--- BEGIN Data lines ---
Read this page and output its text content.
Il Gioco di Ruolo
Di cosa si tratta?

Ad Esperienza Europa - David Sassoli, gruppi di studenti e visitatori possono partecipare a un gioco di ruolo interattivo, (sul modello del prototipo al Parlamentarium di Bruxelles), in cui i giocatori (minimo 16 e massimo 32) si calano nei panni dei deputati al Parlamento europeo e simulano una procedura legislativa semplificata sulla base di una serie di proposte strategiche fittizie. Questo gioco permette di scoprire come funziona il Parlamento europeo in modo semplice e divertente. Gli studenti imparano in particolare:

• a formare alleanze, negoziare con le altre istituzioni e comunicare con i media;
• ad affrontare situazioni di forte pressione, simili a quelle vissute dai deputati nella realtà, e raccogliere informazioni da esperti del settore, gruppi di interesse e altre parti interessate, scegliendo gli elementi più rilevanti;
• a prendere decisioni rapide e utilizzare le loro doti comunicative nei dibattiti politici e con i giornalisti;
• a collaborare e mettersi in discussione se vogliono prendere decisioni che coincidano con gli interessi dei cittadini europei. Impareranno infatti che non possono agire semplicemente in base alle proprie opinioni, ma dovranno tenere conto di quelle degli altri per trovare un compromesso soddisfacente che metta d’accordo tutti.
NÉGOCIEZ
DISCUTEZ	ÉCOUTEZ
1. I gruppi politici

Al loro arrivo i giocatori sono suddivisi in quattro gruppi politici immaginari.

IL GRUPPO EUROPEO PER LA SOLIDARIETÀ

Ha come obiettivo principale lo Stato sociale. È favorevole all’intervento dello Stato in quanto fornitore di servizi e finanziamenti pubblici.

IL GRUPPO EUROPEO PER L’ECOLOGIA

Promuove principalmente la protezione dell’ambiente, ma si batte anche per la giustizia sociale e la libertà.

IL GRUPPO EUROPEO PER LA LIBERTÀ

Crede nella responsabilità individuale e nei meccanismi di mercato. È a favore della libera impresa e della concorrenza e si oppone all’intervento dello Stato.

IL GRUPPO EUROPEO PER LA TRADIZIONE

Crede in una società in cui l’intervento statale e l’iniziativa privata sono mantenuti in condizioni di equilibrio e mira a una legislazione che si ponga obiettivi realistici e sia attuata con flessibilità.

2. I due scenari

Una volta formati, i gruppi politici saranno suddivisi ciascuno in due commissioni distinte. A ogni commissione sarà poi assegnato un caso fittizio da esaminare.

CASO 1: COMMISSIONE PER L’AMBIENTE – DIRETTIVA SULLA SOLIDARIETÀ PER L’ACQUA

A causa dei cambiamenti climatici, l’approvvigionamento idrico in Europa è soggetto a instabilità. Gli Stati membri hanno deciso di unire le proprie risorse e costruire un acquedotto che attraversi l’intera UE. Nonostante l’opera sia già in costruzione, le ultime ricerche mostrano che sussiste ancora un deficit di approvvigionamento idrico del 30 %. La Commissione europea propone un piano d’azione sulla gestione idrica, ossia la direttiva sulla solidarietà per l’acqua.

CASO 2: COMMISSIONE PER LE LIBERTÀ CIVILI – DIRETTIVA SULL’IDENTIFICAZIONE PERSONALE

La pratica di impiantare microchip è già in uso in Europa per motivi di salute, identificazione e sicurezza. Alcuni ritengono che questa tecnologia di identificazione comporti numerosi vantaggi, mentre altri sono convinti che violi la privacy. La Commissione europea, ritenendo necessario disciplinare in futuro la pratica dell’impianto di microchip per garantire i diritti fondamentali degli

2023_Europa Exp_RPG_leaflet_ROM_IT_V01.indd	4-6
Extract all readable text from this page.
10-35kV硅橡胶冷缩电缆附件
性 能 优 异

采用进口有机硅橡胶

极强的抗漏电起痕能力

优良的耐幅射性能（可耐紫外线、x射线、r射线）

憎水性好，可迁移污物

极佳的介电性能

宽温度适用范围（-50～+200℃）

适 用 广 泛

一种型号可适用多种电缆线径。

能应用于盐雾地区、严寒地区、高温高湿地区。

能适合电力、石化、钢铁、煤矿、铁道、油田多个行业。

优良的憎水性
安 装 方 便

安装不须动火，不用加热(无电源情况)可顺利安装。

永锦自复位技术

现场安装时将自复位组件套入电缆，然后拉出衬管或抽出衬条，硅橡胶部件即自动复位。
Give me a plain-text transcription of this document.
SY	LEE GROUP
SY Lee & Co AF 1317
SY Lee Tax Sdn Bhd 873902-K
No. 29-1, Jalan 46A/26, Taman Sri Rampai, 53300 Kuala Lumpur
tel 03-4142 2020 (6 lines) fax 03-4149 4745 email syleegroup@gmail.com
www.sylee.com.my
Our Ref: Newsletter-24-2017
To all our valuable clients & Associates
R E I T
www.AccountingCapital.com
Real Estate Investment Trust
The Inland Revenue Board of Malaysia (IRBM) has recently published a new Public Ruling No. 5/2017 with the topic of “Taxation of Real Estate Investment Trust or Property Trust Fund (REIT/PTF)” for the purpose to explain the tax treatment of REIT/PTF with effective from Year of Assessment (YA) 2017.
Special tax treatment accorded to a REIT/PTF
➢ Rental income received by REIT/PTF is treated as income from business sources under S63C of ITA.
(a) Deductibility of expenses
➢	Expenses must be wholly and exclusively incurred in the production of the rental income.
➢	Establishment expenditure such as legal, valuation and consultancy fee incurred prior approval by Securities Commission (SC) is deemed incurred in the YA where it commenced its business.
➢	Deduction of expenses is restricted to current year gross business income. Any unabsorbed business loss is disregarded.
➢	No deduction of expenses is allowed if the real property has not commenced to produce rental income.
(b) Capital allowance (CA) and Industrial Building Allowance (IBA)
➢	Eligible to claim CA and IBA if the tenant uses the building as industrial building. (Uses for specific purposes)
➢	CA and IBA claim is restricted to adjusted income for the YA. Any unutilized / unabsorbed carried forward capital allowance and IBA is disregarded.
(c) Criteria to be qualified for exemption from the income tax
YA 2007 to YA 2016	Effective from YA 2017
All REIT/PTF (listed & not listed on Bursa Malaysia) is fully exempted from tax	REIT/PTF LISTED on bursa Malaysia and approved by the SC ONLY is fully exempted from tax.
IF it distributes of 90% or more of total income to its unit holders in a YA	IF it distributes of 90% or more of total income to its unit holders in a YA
--- END Data lines ---
Write out each line of the data above again, exactly as given.

Read this page and output its text content.
Il Gioco di Ruolo
Di cosa si tratta?

Ad Esperienza Europa - David Sassoli, gruppi di studenti e visitatori possono partecipare a un gioco di ruolo interattivo, (sul modello del prototipo al Parlamentarium di Bruxelles), in cui i giocatori (minimo 16 e massimo 32) si calano nei panni dei deputati al Parlamento europeo e simulano una procedura legislativa semplificata sulla base di una serie di proposte strategiche fittizie. Questo gioco permette di scoprire come funziona il Parlamento europeo in modo semplice e divertente. Gli studenti imparano in particolare:

• a formare alleanze, negoziare con le altre istituzioni e comunicare con i media;
• ad affrontare situazioni di forte pressione, simili a quelle vissute dai deputati nella realtà, e raccogliere informazioni da esperti del settore, gruppi di interesse e altre parti interessate, scegliendo gli elementi più rilevanti;
• a prendere decisioni rapide e utilizzare le loro doti comunicative nei dibattiti politici e con i giornalisti;
• a collaborare e mettersi in discussione se vogliono prendere decisioni che coincidano con gli interessi dei cittadini europei. Impareranno infatti che non possono agire semplicemente in base alle proprie opinioni, ma dovranno tenere conto di quelle degli altri per trovare un compromesso soddisfacente che metta d’accordo tutti.
NÉGOCIEZ
DISCUTEZ	ÉCOUTEZ
1. I gruppi politici

Al loro arrivo i giocatori sono suddivisi in quattro gruppi politici immaginari.

IL GRUPPO EUROPEO PER LA SOLIDARIETÀ

Ha come obiettivo principale lo Stato sociale. È favorevole all’intervento dello Stato in quanto fornitore di servizi e finanziamenti pubblici.

IL GRUPPO EUROPEO PER L’ECOLOGIA

Promuove principalmente la protezione dell’ambiente, ma si batte anche per la giustizia sociale e la libertà.

IL GRUPPO EUROPEO PER LA LIBERTÀ

Crede nella responsabilità individuale e nei meccanismi di mercato. È a favore della libera impresa e della concorrenza e si oppone all’intervento dello Stato.

IL GRUPPO EUROPEO PER LA TRADIZIONE

Crede in una società in cui l’intervento statale e l’iniziativa privata sono mantenuti in condizioni di equilibrio e mira a una legislazione che si ponga obiettivi realistici e sia attuata con flessibilità.

2. I due scenari

Una volta formati, i gruppi politici saranno suddivisi ciascuno in due commissioni distinte. A ogni commissione sarà poi assegnato un caso fittizio da esaminare.

CASO 1: COMMISSIONE PER L’AMBIENTE – DIRETTIVA SULLA SOLIDARIETÀ PER L’ACQUA

A causa dei cambiamenti climatici, l’approvvigionamento idrico in Europa è soggetto a instabilità. Gli Stati membri hanno deciso di unire le proprie risorse e costruire un acquedotto che attraversi l’intera UE. Nonostante l’opera sia già in costruzione, le ultime ricerche mostrano che sussiste ancora un deficit di approvvigionamento idrico del 30 %. La Commissione europea propone un piano d’azione sulla gestione idrica, ossia la direttiva sulla solidarietà per l’acqua.

CASO 2: COMMISSIONE PER LE LIBERTÀ CIVILI – DIRETTIVA SULL’IDENTIFICAZIONE PERSONALE

La pratica di impiantare microchip è già in uso in Europa per motivi di salute, identificazione e sicurezza. Alcuni ritengono che questa tecnologia di identificazione comporti numerosi vantaggi, mentre altri sono convinti che violi la privacy. La Commissione europea, ritenendo necessario disciplinare in futuro la pratica dell’impianto di microchip per garantire i diritti fondamentali degli

2023_Europa Exp_RPG_leaflet_ROM_IT_V01.indd	4-6
Extract all readable text from this page.
10-35kV硅橡胶冷缩电缆附件
性 能 优 异

采用进口有机硅橡胶

极强的抗漏电起痕能力

优良的耐幅射性能（可耐紫外线、x射线、r射线）

憎水性好，可迁移污物

极佳的介电性能

宽温度适用范围（-50～+200℃）

适 用 广 泛

一种型号可适用多种电缆线径。

能应用于盐雾地区、严寒地区、高温高湿地区。

能适合电力、石化、钢铁、煤矿、铁道、油田多个行业。

优良的憎水性
安 装 方 便

安装不须动火，不用加热(无电源情况)可顺利安装。

永锦自复位技术

现场安装时将自复位组件套入电缆，然后拉出衬管或抽出衬条，硅橡胶部件即自动复位。
Give me a plain-text transcription of this document.
SY	LEE GROUP
SY Lee & Co AF 1317
SY Lee Tax Sdn Bhd 873902-K
No. 29-1, Jalan 46A/26, Taman Sri Rampai, 53300 Kuala Lumpur
tel 03-4142 2020 (6 lines) fax 03-4149 4745 email syleegroup@gmail.com
www.sylee.com.my
Our Ref: Newsletter-24-2017
To all our valuable clients & Associates
R E I T
www.AccountingCapital.com
Real Estate Investment Trust
The Inland Revenue Board of Malaysia (IRBM) has recently published a new Public Ruling No. 5/2017 with the topic of “Taxation of Real Estate Investment Trust or Property Trust Fund (REIT/PTF)” for the purpose to explain the tax treatment of REIT/PTF with effective from Year of Assessment (YA) 2017.
Special tax treatment accorded to a REIT/PTF
➢ Rental income received by REIT/PTF is treated as income from business sources under S63C of ITA.
(a) Deductibility of expenses
➢	Expenses must be wholly and exclusively incurred in the production of the rental income.
➢	Establishment expenditure such as legal, valuation and consultancy fee incurred prior approval by Securities Commission (SC) is deemed incurred in the YA where it commenced its business.
➢	Deduction of expenses is restricted to current year gross business income. Any unabsorbed business loss is disregarded.
➢	No deduction of expenses is allowed if the real property has not commenced to produce rental income.
(b) Capital allowance (CA) and Industrial Building Allowance (IBA)
➢	Eligible to claim CA and IBA if the tenant uses the building as industrial building. (Uses for specific purposes)
➢	CA and IBA claim is restricted to adjusted income for the YA. Any unutilized / unabsorbed carried forward capital allowance and IBA is disregarded.
(c) Criteria to be qualified for exemption from the income tax
YA 2007 to YA 2016	Effective from YA 2017
All REIT/PTF (listed & not listed on Bursa Malaysia) is fully exempted from tax	REIT/PTF LISTED on bursa Malaysia and approved by the SC ONLY is fully exempted from tax.
IF it distributes of 90% or more of total income to its unit holders in a YA	IF it distributes of 90% or more of total income to its unit holders in a YA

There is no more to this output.